EXERCISE DESCRIPTION :: Rewrite all of the entries below with "toolbar-divider" replaced by "toolbar-separator", keeping everything else the same. Leave the pictures out of your answer.

Layout records
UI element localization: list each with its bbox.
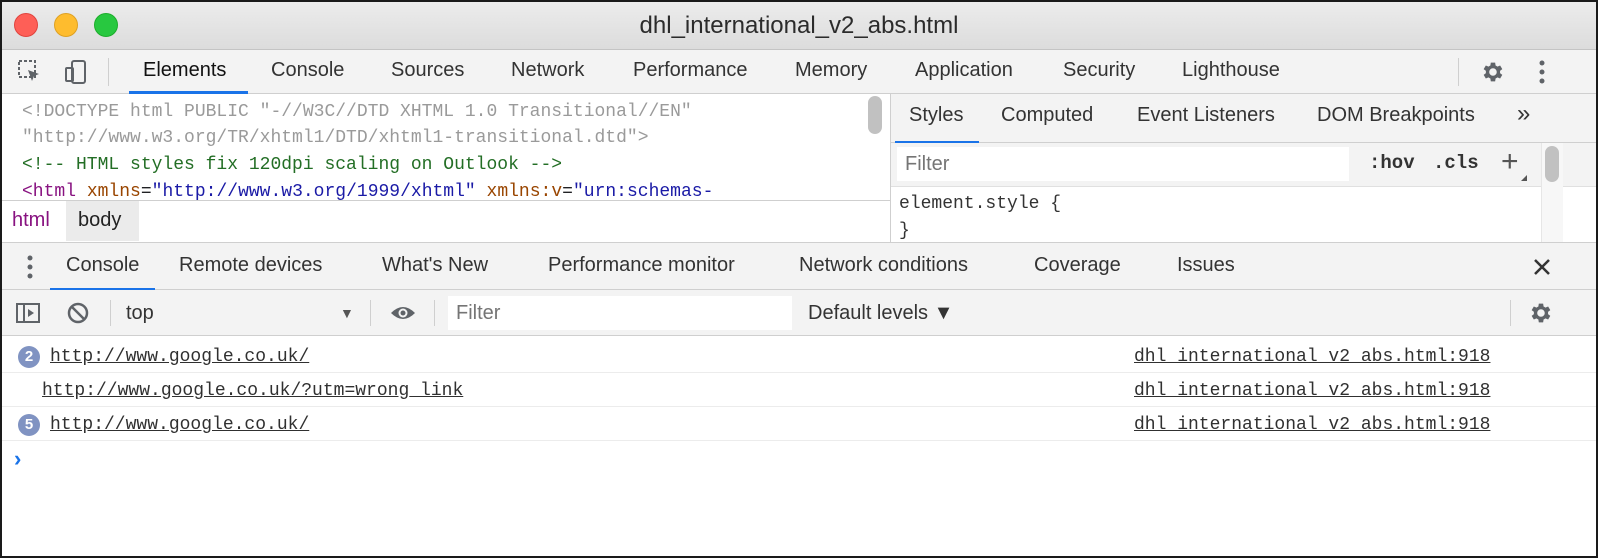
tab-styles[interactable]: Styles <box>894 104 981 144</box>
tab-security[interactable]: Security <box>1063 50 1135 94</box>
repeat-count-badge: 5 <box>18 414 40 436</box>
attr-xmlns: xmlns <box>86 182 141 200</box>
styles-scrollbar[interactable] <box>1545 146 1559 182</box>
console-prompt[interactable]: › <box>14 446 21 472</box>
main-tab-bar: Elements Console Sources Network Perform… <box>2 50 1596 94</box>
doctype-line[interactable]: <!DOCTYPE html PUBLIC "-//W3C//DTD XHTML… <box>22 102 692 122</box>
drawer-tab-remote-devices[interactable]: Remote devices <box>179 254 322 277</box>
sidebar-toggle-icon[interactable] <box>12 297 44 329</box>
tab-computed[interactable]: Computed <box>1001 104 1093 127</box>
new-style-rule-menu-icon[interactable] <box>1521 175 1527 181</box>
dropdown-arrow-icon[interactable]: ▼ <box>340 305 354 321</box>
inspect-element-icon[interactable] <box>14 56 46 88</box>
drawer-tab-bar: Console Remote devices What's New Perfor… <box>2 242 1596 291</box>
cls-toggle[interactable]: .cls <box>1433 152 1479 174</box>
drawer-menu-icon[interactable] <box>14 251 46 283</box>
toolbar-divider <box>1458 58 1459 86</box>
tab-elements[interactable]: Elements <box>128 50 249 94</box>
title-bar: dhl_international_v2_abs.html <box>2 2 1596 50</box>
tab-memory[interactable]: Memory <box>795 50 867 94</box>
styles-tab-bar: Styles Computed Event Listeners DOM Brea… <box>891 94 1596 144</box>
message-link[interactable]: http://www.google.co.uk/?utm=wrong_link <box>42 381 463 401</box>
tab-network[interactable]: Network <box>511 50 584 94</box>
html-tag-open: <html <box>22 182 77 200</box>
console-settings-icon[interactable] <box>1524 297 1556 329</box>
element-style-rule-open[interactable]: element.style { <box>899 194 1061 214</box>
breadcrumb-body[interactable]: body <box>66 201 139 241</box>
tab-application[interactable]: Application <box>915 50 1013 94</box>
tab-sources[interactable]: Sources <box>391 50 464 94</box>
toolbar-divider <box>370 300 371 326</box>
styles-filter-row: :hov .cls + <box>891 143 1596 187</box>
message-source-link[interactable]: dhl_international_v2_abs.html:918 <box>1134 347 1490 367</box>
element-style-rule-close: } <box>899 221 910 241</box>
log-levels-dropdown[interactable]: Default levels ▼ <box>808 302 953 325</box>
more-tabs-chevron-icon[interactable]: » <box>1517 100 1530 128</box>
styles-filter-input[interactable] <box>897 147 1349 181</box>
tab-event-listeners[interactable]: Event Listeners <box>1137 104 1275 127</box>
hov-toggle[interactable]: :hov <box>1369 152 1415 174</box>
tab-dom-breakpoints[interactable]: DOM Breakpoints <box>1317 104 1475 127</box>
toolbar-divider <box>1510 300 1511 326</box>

FINAL ANSWER ::
UI element localization: list each with its bbox.
tab-styles[interactable]: Styles <box>894 104 981 144</box>
tab-security[interactable]: Security <box>1063 50 1135 94</box>
repeat-count-badge: 5 <box>18 414 40 436</box>
attr-xmlns: xmlns <box>86 182 141 200</box>
styles-scrollbar[interactable] <box>1545 146 1559 182</box>
console-prompt[interactable]: › <box>14 446 21 472</box>
main-tab-bar: Elements Console Sources Network Perform… <box>2 50 1596 94</box>
doctype-line[interactable]: <!DOCTYPE html PUBLIC "-//W3C//DTD XHTML… <box>22 102 692 122</box>
drawer-tab-remote-devices[interactable]: Remote devices <box>179 254 322 277</box>
sidebar-toggle-icon[interactable] <box>12 297 44 329</box>
tab-computed[interactable]: Computed <box>1001 104 1093 127</box>
new-style-rule-menu-icon[interactable] <box>1521 175 1527 181</box>
dropdown-arrow-icon[interactable]: ▼ <box>340 305 354 321</box>
inspect-element-icon[interactable] <box>14 56 46 88</box>
drawer-tab-bar: Console Remote devices What's New Perfor… <box>2 242 1596 291</box>
cls-toggle[interactable]: .cls <box>1433 152 1479 174</box>
drawer-menu-icon[interactable] <box>14 251 46 283</box>
toolbar-separator <box>1458 58 1459 86</box>
tab-elements[interactable]: Elements <box>128 50 249 94</box>
title-bar: dhl_international_v2_abs.html <box>2 2 1596 50</box>
tab-memory[interactable]: Memory <box>795 50 867 94</box>
styles-tab-bar: Styles Computed Event Listeners DOM Brea… <box>891 94 1596 144</box>
message-link[interactable]: http://www.google.co.uk/?utm=wrong_link <box>42 381 463 401</box>
tab-network[interactable]: Network <box>511 50 584 94</box>
html-tag-open: <html <box>22 182 77 200</box>
console-settings-icon[interactable] <box>1524 297 1556 329</box>
element-style-rule-open[interactable]: element.style { <box>899 194 1061 214</box>
breadcrumb-body[interactable]: body <box>66 201 139 241</box>
tab-application[interactable]: Application <box>915 50 1013 94</box>
tab-sources[interactable]: Sources <box>391 50 464 94</box>
toolbar-separator <box>370 300 371 326</box>
styles-filter-row: :hov .cls + <box>891 143 1596 187</box>
message-source-link[interactable]: dhl_international_v2_abs.html:918 <box>1134 347 1490 367</box>
element-style-rule-close: } <box>899 221 910 241</box>
log-levels-dropdown[interactable]: Default levels ▼ <box>808 302 953 325</box>
more-tabs-chevron-icon[interactable]: » <box>1517 100 1530 128</box>
styles-filter-input[interactable] <box>897 147 1349 181</box>
tab-event-listeners[interactable]: Event Listeners <box>1137 104 1275 127</box>
hov-toggle[interactable]: :hov <box>1369 152 1415 174</box>
tab-dom-breakpoints[interactable]: DOM Breakpoints <box>1317 104 1475 127</box>
toolbar-separator <box>1510 300 1511 326</box>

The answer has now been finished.